# Records to use:
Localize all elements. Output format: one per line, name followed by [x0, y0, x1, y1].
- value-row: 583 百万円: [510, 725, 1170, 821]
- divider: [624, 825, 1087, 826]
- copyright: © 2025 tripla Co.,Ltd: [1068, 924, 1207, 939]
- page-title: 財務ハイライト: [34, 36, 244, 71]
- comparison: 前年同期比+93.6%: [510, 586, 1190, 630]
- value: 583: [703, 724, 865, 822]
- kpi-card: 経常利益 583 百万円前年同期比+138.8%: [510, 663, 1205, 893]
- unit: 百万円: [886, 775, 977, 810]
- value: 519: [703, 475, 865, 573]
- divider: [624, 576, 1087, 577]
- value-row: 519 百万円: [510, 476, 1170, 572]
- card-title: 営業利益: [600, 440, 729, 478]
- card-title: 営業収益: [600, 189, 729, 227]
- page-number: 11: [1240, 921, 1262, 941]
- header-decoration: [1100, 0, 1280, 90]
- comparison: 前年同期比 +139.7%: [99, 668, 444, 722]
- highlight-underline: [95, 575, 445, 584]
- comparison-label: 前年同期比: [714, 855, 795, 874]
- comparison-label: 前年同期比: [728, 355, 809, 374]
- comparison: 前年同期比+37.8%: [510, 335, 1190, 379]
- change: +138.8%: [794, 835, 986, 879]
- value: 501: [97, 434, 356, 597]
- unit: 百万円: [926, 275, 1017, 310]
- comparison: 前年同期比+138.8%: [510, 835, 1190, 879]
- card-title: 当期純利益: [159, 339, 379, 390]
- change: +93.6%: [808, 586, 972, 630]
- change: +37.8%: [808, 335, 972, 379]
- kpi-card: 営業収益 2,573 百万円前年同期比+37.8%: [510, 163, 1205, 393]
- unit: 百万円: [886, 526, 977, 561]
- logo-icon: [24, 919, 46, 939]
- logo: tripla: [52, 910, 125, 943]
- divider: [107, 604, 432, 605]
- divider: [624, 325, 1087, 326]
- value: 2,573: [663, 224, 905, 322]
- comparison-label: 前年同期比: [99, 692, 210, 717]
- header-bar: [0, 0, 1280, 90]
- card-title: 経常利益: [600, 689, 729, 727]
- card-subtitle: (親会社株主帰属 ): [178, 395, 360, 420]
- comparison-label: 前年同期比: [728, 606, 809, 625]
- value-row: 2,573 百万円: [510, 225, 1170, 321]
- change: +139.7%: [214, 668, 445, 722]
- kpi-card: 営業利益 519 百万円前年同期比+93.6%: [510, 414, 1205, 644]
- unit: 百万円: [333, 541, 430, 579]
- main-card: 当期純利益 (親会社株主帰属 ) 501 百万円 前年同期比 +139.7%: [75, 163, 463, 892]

==

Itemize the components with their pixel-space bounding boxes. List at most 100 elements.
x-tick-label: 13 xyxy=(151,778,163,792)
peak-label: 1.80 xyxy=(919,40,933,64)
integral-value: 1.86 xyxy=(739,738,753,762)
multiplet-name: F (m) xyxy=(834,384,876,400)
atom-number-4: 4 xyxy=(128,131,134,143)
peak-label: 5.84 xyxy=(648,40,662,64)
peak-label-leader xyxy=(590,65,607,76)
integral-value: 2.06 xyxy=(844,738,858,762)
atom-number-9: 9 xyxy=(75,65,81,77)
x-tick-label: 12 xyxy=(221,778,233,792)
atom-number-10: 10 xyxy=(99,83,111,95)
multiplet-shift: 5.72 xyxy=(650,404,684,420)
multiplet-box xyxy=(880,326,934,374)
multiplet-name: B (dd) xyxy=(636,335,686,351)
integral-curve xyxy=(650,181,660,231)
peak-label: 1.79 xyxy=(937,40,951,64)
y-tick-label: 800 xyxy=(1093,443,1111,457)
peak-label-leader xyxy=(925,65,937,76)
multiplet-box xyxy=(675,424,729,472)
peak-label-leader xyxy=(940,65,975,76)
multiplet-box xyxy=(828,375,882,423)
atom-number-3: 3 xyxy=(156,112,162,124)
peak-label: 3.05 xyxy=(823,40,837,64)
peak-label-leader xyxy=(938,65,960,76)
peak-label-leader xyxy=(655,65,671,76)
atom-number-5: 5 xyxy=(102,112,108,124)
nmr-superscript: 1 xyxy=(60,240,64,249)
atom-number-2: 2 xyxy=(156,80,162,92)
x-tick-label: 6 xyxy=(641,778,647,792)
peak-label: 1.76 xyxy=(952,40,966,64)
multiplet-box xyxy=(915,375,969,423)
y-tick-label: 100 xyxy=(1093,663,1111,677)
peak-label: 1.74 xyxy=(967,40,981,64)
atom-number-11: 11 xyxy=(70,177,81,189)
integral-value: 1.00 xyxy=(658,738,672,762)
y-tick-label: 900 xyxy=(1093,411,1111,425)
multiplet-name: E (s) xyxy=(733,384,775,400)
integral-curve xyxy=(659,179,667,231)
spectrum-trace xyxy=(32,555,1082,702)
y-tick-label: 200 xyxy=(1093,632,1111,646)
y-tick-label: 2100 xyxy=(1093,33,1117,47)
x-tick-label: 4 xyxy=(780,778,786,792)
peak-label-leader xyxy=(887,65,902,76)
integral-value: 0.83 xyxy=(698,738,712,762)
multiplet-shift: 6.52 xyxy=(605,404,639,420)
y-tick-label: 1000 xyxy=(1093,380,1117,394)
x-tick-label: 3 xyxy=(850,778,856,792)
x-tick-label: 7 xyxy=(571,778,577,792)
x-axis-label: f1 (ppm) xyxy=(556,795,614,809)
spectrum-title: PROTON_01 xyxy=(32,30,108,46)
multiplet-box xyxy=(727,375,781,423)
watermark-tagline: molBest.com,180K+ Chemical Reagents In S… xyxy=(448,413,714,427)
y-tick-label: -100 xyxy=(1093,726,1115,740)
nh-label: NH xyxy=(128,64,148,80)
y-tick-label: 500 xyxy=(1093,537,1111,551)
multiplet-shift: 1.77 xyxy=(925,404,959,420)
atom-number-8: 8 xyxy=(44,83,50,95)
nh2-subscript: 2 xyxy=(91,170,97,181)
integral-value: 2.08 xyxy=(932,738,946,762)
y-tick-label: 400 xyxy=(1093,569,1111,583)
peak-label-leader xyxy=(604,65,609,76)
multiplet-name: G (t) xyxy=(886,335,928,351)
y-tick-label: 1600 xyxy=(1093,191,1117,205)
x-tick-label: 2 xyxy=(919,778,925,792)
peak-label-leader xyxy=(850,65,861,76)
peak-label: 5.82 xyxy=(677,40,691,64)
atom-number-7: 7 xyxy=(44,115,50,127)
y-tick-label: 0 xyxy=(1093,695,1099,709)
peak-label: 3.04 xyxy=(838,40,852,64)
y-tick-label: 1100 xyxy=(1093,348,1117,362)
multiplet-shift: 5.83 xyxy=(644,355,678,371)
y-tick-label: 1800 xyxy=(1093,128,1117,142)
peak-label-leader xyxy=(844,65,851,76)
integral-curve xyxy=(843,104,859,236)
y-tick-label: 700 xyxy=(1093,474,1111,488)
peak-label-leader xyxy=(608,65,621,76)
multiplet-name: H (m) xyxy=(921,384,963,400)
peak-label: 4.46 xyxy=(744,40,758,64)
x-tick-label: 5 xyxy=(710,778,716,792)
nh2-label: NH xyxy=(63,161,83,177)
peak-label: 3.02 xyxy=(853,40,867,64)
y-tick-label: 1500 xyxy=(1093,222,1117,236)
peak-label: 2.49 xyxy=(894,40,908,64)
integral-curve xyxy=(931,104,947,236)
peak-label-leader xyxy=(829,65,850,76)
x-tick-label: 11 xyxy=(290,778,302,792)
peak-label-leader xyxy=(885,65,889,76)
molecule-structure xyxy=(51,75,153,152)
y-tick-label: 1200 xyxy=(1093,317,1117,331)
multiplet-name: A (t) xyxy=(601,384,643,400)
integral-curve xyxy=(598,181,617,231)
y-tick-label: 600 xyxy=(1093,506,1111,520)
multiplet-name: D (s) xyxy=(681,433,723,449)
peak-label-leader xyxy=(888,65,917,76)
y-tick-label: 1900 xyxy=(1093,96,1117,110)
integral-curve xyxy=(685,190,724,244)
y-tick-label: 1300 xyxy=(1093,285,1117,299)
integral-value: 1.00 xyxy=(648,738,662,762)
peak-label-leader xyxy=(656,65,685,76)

* * *

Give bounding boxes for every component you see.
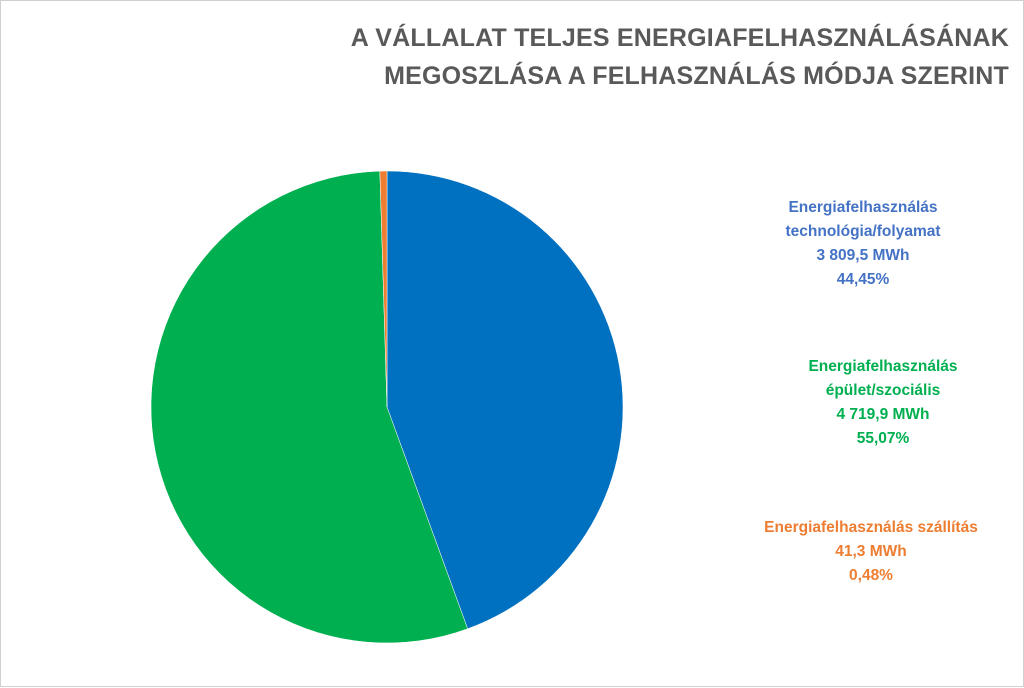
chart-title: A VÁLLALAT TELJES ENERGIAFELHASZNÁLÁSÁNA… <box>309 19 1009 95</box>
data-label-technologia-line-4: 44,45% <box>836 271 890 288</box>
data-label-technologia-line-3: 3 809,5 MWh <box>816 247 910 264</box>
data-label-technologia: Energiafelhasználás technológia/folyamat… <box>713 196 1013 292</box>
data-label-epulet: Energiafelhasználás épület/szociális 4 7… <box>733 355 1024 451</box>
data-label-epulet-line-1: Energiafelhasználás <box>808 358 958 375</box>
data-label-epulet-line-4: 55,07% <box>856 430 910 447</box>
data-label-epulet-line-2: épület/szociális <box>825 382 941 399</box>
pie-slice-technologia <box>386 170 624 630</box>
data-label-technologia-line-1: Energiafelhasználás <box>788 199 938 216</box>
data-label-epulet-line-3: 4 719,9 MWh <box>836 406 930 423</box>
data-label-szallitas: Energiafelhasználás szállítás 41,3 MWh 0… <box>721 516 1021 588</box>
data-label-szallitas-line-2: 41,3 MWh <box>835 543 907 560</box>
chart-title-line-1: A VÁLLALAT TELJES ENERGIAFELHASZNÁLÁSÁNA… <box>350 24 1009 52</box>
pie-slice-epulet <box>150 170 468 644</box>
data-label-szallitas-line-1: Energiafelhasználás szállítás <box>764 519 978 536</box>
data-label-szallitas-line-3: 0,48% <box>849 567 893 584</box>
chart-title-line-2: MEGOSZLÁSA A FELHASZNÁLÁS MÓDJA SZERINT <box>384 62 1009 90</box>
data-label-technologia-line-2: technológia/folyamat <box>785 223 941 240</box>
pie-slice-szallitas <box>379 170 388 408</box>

# What is expected:
Copy out everything from the line that contains "Itemize the components" down to the line that contains "atom-number-9: 9 xyxy=(75,65,81,77)", including both of those lines. Reproduce each line character for character.

# Solved exercise:
Itemize the components with their pixel-space bounding boxes. List at most 100 elements.
x-tick-label: 13 xyxy=(151,778,163,792)
peak-label: 1.80 xyxy=(919,40,933,64)
integral-value: 1.86 xyxy=(739,738,753,762)
multiplet-name: F (m) xyxy=(834,384,876,400)
atom-number-4: 4 xyxy=(128,131,134,143)
peak-label: 5.84 xyxy=(648,40,662,64)
peak-label-leader xyxy=(590,65,607,76)
integral-value: 2.06 xyxy=(844,738,858,762)
atom-number-9: 9 xyxy=(75,65,81,77)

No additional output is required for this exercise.